### FRAGMENTO DE PÁGINA
------------------------------
Dicen que sin mover un músculo de la cara (los otros, ya lo saben ustedes, los movió y los lució a base de bien en diversos certámenes de Mister Universo y en el cine de palomitas y explosiones), el gobernador de California, el de apellido imposible de teclear sin equivocarse, decidió no utilizar hace una semana la medida de gracia que podía haber salvado de la inyección letal a un hombre (inocente o culpable, da lo mismo: un ser humano). O sea, lo que todos esperaban y alguno hasta deseaba. Protegerse las espaldas (que las tiene bien anchas, el andoba) y asegurarse reelecciones, carreras hacia hipotéticos puestos administrativos más altos o, simplemente, deseos de puntillosismo legal (sería cruel asumir que ha llevado su personaje de exterminador cinematográfico a la realidad).
Aquí, naturalmente, nos llevamos las manos a la cabeza... quienes nos las llevamos. Porque nuestra Constitución, ahora tan en peligro, como dicen, hace ya veintisiete añitos que abolió la pena de muerte. En buena hora. La prensa y las teles se hacen eco de la falta de piedad de allí el forzudo, y todos lamentamos, cachis, la ejecución del prisionero (parece que si alguien se merecía la medida de gracia, era precisamente este hombre), levantando una polvareda de indignación que nos podría parecer ajena, en tanto sucede en un país que no es el nuestro y a un personaje que será mediático en su país de origen (me refiero al reo) pero no en el nuestro.
Pero hete aquí que el día anterior nos asesinan a un taxista en Bilbao, y la noticia, en vez de condenar tan execrable acto, se centra en la reacción virulenta de los compañeros y amigos del asesinado. Y las cámaras muestran con todo lujo de detalles en la imagen y en el sonido cómo la policía autónoma vasca tiene que proteger al presunto asesino de lo que no es sino un intento de linchamiento popular, otros taxistas enfurecidos gritando y maldiciendo e intentando romper los cordones policiales de escudos y fusiles, mientras se oye muy clarísimamente a alguno diciéndole a un ertxaina: “¿Por qué no se puede? ¿Porque tú lo dices? ¿Por conveniencia?”, refiriéndose a eso, a que le dejen a él, o a ellos, al asesino en sus manos.
------------------------------
### DATOS PROPORCIONADOS

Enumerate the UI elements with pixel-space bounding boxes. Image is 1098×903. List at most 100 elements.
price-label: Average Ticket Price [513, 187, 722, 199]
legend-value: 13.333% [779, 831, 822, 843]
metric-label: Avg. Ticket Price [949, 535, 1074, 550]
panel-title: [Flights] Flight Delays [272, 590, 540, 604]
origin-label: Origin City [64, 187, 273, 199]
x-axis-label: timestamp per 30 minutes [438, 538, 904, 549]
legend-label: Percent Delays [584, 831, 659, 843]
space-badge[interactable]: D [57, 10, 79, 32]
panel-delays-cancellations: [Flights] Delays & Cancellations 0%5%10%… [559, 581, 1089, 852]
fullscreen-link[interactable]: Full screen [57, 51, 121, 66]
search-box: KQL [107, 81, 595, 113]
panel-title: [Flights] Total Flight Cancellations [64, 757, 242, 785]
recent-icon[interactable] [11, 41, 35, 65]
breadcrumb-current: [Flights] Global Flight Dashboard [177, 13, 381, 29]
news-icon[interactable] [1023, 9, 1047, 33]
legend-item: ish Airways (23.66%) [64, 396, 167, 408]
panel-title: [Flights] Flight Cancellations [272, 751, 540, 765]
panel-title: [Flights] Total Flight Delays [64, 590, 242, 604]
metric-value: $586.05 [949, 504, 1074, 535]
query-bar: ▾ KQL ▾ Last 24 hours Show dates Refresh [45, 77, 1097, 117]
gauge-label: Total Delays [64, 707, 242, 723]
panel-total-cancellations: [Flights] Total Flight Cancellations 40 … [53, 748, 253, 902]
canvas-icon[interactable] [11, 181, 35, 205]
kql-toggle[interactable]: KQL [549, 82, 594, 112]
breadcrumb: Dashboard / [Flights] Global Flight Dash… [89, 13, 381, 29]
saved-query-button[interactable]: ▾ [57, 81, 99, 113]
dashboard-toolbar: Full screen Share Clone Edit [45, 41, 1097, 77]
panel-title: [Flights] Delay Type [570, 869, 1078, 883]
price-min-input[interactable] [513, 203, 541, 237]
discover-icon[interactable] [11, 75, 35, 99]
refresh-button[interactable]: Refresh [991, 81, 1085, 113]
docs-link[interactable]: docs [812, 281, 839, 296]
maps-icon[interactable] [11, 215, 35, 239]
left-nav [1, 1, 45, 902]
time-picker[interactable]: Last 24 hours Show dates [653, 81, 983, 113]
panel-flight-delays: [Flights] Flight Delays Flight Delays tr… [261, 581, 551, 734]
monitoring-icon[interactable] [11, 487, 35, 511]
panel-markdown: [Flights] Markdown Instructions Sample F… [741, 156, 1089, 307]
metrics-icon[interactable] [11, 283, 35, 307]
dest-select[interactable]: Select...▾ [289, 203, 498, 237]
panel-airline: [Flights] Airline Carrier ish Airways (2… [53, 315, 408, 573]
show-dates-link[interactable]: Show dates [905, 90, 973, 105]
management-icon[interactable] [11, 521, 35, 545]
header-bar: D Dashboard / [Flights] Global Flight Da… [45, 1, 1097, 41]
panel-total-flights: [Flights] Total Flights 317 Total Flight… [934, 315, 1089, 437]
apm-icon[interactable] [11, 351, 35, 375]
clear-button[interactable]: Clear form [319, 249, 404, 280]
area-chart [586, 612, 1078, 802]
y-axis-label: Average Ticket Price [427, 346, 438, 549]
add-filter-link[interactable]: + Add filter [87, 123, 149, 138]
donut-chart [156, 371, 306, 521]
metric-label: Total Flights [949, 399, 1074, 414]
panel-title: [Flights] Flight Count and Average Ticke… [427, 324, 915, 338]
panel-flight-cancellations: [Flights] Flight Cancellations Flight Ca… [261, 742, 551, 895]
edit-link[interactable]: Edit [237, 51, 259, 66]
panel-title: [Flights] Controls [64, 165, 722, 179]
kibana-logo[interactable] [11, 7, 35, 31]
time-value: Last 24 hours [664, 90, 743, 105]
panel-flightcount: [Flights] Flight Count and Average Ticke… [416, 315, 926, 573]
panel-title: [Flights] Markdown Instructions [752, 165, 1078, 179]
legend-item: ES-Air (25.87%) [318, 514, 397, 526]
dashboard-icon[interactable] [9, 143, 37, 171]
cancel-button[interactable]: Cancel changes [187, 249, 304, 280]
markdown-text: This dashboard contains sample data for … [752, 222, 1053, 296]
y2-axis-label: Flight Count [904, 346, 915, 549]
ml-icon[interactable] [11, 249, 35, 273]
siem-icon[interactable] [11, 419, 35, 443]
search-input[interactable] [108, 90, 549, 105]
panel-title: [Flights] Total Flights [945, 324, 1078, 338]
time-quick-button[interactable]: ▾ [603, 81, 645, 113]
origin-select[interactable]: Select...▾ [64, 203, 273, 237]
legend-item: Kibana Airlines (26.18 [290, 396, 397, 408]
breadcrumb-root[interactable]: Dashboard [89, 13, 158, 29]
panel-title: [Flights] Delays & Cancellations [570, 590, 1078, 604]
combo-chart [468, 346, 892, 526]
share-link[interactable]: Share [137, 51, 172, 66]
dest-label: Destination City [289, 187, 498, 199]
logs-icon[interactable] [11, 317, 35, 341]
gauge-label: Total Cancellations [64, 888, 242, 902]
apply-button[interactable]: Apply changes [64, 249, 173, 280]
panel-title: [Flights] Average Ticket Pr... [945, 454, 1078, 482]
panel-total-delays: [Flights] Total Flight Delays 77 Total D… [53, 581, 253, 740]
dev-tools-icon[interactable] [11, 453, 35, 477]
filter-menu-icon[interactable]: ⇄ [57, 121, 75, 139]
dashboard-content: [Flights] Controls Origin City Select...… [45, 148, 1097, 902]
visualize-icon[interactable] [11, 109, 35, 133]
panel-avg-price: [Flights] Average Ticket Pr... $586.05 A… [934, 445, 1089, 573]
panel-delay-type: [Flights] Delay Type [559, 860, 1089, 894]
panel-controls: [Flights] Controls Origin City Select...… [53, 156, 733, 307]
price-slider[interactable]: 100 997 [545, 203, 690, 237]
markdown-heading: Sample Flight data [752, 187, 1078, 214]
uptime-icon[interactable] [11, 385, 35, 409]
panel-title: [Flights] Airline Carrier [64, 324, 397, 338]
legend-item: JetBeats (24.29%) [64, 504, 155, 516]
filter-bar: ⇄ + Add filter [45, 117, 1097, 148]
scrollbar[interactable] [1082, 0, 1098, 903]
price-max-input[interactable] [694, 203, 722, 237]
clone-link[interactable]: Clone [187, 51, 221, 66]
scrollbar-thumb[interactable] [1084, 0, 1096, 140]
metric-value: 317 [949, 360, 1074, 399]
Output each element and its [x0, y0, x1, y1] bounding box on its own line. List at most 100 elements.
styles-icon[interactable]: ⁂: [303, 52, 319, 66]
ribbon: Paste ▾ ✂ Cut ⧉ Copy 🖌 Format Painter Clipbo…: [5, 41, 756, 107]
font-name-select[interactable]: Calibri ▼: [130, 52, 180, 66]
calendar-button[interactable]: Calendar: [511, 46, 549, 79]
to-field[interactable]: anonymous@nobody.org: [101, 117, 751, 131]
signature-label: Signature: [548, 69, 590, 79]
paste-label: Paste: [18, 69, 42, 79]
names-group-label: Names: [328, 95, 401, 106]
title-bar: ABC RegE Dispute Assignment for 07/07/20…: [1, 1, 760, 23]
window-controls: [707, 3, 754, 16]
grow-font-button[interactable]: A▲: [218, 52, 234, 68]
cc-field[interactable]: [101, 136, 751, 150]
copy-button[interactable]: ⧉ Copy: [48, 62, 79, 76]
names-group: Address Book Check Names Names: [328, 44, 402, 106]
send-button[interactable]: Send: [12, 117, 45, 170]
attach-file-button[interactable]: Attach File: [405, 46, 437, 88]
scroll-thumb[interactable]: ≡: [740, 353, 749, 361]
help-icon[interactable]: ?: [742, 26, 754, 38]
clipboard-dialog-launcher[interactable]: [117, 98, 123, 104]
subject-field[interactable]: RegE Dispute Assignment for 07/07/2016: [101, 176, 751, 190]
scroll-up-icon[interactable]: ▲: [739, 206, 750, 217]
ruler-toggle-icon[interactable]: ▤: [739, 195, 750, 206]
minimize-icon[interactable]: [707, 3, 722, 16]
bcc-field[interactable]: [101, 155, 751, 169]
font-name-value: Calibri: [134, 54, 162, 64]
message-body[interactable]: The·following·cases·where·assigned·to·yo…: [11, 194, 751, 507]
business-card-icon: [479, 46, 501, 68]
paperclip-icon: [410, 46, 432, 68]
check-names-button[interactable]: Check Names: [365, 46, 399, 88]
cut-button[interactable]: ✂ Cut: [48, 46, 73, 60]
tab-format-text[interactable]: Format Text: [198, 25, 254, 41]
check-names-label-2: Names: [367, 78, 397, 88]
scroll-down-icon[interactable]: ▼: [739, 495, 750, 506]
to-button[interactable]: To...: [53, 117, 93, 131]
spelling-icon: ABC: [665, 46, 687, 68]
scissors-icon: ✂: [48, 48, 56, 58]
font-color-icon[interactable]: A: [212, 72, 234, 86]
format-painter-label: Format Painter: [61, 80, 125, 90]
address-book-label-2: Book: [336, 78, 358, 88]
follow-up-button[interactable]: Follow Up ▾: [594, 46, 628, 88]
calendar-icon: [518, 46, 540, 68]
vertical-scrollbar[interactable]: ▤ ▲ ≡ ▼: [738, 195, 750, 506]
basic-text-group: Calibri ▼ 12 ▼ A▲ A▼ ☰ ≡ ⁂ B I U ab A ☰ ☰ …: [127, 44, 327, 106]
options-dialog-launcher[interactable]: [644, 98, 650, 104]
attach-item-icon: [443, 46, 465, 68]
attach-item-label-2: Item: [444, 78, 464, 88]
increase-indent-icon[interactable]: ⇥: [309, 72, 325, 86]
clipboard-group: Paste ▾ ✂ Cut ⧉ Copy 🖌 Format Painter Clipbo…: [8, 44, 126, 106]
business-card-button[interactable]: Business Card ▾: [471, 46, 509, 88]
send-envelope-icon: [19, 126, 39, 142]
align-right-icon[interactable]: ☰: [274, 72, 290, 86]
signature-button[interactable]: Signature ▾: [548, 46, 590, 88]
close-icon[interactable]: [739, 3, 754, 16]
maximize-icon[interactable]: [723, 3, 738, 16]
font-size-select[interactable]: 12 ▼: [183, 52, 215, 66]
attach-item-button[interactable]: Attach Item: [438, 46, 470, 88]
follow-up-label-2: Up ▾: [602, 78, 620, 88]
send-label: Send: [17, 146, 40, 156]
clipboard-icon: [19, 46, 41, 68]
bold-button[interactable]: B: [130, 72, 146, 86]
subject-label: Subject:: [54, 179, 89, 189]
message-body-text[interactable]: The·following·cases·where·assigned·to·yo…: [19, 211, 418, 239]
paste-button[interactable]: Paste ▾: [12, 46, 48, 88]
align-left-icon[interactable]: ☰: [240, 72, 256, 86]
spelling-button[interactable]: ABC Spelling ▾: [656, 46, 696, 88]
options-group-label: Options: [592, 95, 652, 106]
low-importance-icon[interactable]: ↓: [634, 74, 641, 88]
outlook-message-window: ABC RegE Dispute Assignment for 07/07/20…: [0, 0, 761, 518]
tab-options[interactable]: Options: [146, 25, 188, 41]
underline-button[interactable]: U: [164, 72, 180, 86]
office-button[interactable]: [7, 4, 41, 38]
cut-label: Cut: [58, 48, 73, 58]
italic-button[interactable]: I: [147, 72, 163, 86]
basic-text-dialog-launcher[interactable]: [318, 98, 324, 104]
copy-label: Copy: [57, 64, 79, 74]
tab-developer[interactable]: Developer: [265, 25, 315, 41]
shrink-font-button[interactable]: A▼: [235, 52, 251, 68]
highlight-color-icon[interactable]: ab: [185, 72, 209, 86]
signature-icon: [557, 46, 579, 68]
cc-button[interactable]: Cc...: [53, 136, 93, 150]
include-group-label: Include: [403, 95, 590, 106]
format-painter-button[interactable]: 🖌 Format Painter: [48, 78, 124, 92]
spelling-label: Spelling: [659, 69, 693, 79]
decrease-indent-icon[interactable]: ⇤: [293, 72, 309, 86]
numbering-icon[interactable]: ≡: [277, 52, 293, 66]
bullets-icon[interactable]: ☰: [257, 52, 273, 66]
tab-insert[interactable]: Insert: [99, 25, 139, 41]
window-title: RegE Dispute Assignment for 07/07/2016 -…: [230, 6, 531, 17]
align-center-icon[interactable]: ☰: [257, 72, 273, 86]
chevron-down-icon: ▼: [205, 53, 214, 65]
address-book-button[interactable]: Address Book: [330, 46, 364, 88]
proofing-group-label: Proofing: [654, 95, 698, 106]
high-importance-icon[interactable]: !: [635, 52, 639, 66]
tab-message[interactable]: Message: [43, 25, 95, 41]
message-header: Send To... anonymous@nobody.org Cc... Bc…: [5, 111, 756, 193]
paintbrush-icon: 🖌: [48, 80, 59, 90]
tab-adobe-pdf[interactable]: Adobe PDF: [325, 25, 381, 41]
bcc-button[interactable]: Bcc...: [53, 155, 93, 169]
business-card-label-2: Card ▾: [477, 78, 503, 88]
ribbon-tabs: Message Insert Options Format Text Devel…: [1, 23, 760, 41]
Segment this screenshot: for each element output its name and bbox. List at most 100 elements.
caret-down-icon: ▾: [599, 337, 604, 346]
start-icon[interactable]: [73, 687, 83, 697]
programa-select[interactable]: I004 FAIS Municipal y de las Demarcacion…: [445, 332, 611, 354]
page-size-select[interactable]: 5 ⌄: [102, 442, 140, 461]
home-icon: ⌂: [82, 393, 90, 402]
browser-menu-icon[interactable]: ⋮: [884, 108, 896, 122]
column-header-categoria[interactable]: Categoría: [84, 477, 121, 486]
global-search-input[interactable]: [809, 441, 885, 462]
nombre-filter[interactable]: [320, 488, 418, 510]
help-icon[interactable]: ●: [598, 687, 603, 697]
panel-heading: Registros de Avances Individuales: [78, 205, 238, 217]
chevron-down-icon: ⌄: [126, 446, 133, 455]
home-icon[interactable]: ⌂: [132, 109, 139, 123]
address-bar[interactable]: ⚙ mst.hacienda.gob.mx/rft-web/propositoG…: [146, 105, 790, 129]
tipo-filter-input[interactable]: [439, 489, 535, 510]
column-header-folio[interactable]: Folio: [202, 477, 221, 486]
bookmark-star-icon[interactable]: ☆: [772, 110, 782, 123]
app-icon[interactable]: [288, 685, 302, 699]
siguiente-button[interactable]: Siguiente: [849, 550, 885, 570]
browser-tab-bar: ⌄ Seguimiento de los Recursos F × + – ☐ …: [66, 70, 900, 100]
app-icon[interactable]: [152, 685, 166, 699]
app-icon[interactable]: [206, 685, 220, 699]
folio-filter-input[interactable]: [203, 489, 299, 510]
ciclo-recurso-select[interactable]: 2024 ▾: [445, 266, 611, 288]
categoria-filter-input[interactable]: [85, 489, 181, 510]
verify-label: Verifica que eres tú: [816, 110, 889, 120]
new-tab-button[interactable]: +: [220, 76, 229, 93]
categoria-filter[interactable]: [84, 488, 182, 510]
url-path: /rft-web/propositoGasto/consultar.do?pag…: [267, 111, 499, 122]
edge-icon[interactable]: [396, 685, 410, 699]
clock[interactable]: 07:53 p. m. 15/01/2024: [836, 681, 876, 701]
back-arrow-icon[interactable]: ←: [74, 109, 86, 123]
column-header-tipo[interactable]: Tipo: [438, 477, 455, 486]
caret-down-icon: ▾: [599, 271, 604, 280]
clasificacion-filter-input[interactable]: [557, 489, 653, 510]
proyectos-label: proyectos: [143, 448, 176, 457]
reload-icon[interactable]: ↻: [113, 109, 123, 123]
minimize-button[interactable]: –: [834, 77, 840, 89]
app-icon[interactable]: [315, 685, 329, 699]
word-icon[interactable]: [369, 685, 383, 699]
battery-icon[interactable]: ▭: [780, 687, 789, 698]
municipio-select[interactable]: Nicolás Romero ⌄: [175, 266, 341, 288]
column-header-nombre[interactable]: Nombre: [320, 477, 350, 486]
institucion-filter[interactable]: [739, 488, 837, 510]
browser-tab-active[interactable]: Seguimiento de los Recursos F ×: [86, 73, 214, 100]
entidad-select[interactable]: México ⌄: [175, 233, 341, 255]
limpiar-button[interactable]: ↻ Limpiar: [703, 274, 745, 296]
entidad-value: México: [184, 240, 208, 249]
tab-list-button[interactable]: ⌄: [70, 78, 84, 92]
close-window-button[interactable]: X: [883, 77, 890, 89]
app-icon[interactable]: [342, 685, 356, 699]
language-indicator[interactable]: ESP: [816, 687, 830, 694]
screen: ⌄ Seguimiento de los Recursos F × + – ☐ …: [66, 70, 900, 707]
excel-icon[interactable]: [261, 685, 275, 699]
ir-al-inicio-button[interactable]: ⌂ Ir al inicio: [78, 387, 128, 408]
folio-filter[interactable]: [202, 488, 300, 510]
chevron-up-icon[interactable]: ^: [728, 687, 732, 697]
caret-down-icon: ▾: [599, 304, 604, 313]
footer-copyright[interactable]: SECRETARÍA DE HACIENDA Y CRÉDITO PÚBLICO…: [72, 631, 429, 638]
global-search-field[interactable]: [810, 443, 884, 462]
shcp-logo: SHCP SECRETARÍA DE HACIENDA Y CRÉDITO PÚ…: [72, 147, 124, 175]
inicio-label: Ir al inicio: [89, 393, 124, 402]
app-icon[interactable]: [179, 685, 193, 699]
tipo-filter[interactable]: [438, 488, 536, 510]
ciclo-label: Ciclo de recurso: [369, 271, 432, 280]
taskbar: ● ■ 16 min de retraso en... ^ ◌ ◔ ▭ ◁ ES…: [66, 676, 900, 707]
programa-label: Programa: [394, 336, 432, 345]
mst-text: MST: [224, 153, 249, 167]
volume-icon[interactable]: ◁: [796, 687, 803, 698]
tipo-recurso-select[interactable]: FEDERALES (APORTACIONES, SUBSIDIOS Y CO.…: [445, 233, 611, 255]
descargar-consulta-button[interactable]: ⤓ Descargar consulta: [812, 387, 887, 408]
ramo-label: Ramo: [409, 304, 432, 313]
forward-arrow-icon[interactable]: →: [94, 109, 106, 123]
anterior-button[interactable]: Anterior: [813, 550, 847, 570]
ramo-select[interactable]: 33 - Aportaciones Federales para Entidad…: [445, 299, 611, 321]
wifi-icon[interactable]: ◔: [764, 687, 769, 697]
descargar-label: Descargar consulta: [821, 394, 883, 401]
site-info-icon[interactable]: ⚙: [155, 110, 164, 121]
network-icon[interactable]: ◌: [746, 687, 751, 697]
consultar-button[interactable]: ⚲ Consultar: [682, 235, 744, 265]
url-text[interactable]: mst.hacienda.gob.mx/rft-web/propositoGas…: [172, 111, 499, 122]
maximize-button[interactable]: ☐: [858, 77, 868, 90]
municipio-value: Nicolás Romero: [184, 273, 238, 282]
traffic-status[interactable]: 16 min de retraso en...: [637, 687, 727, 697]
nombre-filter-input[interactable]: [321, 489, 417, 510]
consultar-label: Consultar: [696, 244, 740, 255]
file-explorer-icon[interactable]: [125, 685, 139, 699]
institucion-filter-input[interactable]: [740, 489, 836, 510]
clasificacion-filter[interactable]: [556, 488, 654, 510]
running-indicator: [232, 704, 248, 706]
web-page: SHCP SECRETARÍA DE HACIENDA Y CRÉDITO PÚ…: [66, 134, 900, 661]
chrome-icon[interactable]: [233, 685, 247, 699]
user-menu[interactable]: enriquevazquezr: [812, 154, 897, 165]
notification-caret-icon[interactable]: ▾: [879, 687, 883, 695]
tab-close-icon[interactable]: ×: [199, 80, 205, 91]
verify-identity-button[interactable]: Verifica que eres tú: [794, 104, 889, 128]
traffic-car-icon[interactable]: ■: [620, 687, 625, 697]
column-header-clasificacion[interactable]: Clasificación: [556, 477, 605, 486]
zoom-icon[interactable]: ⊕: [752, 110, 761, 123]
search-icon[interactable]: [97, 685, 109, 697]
------------------------------
### PREGUNTAS POR RESPONDER
(1) Copia del texto sobre la pena de muerte el pasaje que va desde "Pero hete aquí" hasta "en sus manos.", ambos incluidos.
(2) ¿Concuerdan con el texto sobre la pena de muerte estas afirmaciones? Responde sí o no a cada una y cita las palabras exactas del texto que lo deciden: (a) La Constitución abolió la pena de muerte hace veintisiete años. (b) El asesinato del taxista en Bilbao ocurrió el día después de la ejecución. (c) La policía autónoma vasca protegió al presunto asesino de los taxistas enfurecidos.
(3) ¿Puedes retomar el texto sobre la pena de muerte y continuarlo a partir de su última frase?

### RESPUESTAS
(1)
Pero hete aquí que el día anterior nos asesinan a un taxista en Bilbao, y la noticia, en vez de condenar tan execrable acto, se centra en la reacción virulenta de los compañeros y amigos del asesinado. Y las cámaras muestran con todo lujo de detalles en la imagen y en el sonido cómo la policía autónoma vasca tiene que proteger al presunto asesino de lo que no es sino un intento de linchamiento popular, otros taxistas enfurecidos gritando y maldiciendo e intentando romper los cordones policiales de escudos y fusiles, mientras se oye muy clarísimamente a alguno diciéndole a un ertxaina: “¿Por qué no se puede? ¿Porque tú lo dices? ¿Por conveniencia?”, refiriéndose a eso, a que le dejen a él, o a ellos, al asesino en sus manos.

(2)
(a) Sí: "hace ya veintisiete añitos que abolió la pena de muerte".
(b) No: "el día anterior nos asesinan a un taxista en Bilbao".
(c) Sí: "la policía autónoma vasca tiene que proteger al presunto asesino".

(3)
Se me dirá que las imágenes son objetivas y hablan por sí solas. No hablaban. La moda ahora en los informativos televisivos es colocarle el micro a cualquiera, y ese cualquiera aprovecha el momento para insistir, ante las cámaras, ante los espectadores indefensos, ante los niños, que le dejen a él, o a ellos, resolver el asunto y darle la del pulpo al asesino: matar a quien ha matado, sin juicios, sin retrasos, la filosofía inmediata del McDonalds a la calle. Esto, que no tendría más importancia que la de un calentón provocado por la histeria colectiva, se magnifica, se repite una y otra vez en los telediarios, mañana, tarde, noche, amanecer del día siguiente. Y como los presentadores todo lo dicen sonriendo, desde el gordo de la lotería a la noticia de un tsunami, lo que al final parece que se está haciendo (insisto, parece) es potenciar este tipo de actitudes revanchistas, ridículas, ilegales. Como si fueran la norma. Como si fueran lo lógico. Como si fueran lo deseable y justo. El show por el show. Equiparar la vida a ese otro engendro, el Gran Hermano. No se está denunciando el horror de que una turba de gente sin control se tome la (in)justicia por su mano, sino que se está mostrando una situación anómala como si fuera lo más normal del mundo, dando después segundos televisivos (el tiempo en la tele es oro) para que incluso se justifique y se potencie esa actitud. Los exaltados ocupan tiempo para soltar sus burradas, pero nadie explica a la audiencia, ni los presentadores, ni la policía, ni los abogados, ni los jueces, que no sólo están cometiendo ellos un delito, sino que se está haciendo apología del mismo al ponerles delante la alcachofa con el anagrama y el numerito de la cadena.
La pena de muerte es un error. Imitar al viejo oeste y aplicar la ley de Lynch, por mucho que duela y por muy cercano que sea un asesinato, un horror. Y comunicar lo que no es norma a los cuatro vientos, como si fuera una actitud honorable, una muestra de irresponsabilidad que hasta tendría que ser punible. En los tribunales.